◆ What this task involves ◆
Copy each line holding the string "name".

◆ Records shown ◆
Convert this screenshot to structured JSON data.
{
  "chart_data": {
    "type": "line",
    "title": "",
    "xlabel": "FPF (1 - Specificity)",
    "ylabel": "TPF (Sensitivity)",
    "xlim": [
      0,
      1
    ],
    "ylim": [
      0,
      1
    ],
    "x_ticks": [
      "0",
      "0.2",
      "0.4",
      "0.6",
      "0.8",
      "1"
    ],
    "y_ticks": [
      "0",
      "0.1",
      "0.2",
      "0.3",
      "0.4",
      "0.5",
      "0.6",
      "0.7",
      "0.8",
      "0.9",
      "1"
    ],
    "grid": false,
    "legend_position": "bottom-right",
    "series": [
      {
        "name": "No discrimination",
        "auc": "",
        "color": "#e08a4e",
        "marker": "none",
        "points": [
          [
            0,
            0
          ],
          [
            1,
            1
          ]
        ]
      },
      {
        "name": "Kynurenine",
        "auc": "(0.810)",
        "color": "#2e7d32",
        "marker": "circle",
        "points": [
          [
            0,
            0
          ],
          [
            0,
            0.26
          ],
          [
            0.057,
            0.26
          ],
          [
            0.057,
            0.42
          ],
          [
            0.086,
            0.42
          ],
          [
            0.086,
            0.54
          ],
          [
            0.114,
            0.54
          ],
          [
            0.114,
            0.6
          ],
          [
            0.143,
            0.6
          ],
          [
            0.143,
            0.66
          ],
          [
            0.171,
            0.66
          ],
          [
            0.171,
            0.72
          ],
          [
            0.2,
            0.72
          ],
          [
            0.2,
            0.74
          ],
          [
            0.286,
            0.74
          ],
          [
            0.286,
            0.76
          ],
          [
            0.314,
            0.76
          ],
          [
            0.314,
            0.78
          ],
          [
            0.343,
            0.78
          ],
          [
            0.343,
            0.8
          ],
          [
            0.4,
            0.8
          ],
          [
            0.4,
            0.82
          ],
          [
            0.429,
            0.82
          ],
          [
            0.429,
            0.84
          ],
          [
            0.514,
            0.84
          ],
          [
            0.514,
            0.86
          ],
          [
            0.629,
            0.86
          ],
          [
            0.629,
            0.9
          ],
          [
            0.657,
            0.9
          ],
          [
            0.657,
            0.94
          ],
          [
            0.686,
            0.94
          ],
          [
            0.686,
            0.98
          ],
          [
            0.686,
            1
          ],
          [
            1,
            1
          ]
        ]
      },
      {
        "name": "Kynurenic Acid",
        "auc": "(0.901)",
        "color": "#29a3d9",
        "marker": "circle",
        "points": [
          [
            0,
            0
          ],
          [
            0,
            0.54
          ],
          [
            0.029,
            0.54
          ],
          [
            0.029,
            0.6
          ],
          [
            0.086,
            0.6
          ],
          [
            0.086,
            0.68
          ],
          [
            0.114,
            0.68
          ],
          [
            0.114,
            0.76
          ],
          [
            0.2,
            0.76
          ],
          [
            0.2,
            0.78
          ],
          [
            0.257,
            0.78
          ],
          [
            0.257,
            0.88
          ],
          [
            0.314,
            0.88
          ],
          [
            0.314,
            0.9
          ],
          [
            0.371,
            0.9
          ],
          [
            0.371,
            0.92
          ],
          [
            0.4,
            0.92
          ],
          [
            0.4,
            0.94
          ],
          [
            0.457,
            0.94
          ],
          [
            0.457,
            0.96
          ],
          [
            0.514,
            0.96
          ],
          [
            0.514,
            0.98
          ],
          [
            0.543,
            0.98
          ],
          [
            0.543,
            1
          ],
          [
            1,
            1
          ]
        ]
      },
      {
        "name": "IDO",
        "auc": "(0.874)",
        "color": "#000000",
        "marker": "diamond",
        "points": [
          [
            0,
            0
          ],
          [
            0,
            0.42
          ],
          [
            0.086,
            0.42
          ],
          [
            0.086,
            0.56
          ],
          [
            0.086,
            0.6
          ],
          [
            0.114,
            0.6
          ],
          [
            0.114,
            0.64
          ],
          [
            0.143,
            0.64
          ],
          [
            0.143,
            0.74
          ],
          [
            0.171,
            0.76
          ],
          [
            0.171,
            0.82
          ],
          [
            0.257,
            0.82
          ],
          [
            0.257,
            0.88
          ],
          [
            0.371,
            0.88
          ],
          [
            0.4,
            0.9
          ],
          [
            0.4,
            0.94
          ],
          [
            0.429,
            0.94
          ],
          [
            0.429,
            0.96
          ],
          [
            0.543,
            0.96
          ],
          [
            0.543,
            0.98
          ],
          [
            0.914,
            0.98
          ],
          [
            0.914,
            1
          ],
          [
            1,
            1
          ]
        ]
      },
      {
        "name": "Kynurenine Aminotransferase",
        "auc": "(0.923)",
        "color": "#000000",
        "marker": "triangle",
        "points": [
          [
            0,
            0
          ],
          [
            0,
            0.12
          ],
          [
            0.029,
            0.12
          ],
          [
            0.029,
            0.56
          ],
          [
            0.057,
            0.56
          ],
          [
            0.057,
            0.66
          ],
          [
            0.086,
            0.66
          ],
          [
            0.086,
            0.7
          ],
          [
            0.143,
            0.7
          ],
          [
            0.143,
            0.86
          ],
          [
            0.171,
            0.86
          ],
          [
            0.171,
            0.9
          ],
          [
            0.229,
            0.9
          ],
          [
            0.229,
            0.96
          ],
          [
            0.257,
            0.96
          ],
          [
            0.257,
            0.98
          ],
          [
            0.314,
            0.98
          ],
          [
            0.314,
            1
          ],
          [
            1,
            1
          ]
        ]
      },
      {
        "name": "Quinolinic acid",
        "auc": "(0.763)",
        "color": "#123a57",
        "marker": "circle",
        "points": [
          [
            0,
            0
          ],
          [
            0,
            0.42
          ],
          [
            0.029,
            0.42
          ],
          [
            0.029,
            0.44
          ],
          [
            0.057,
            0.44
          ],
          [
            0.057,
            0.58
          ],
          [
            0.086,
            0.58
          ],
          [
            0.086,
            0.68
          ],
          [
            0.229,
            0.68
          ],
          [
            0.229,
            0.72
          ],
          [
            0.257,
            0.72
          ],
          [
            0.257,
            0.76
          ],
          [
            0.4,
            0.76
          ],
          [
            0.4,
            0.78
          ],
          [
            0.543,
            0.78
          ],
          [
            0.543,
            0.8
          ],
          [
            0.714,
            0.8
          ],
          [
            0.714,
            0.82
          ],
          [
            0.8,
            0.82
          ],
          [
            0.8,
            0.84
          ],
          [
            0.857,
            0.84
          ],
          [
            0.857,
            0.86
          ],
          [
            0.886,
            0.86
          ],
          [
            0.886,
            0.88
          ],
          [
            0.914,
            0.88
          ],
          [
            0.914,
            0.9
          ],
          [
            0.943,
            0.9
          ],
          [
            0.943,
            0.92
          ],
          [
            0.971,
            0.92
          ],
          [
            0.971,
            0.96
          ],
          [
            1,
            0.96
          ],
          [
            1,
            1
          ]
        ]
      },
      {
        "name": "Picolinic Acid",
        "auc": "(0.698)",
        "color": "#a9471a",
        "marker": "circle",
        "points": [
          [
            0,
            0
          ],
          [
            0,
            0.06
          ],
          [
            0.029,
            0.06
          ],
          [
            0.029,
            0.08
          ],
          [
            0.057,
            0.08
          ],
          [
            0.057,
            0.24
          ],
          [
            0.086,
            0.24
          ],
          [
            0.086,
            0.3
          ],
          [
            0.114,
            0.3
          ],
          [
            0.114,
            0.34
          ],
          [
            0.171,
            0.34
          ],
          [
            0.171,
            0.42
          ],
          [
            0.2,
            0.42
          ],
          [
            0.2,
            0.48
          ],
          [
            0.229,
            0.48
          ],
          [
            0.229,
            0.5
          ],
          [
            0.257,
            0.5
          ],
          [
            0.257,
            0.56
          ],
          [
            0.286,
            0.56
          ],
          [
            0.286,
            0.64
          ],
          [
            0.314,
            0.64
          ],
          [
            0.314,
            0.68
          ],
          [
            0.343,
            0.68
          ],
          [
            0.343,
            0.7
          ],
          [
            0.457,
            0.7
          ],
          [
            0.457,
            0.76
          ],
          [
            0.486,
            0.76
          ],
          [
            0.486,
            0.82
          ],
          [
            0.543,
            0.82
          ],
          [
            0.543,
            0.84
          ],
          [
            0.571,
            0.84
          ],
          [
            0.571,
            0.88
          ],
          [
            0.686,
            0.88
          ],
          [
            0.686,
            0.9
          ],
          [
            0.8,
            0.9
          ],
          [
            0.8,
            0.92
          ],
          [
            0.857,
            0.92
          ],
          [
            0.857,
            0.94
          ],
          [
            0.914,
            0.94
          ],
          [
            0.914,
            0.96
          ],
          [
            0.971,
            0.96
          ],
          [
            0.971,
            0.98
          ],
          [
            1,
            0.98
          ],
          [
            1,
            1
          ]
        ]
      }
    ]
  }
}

◆ Answer for this exercise ◆
        "name": "No discrimination",
        "name": "Kynurenine",
        "name": "Kynurenic Acid",
        "name": "IDO",
        "name": "Kynurenine Aminotransferase",
        "name": "Quinolinic acid",
        "name": "Picolinic Acid",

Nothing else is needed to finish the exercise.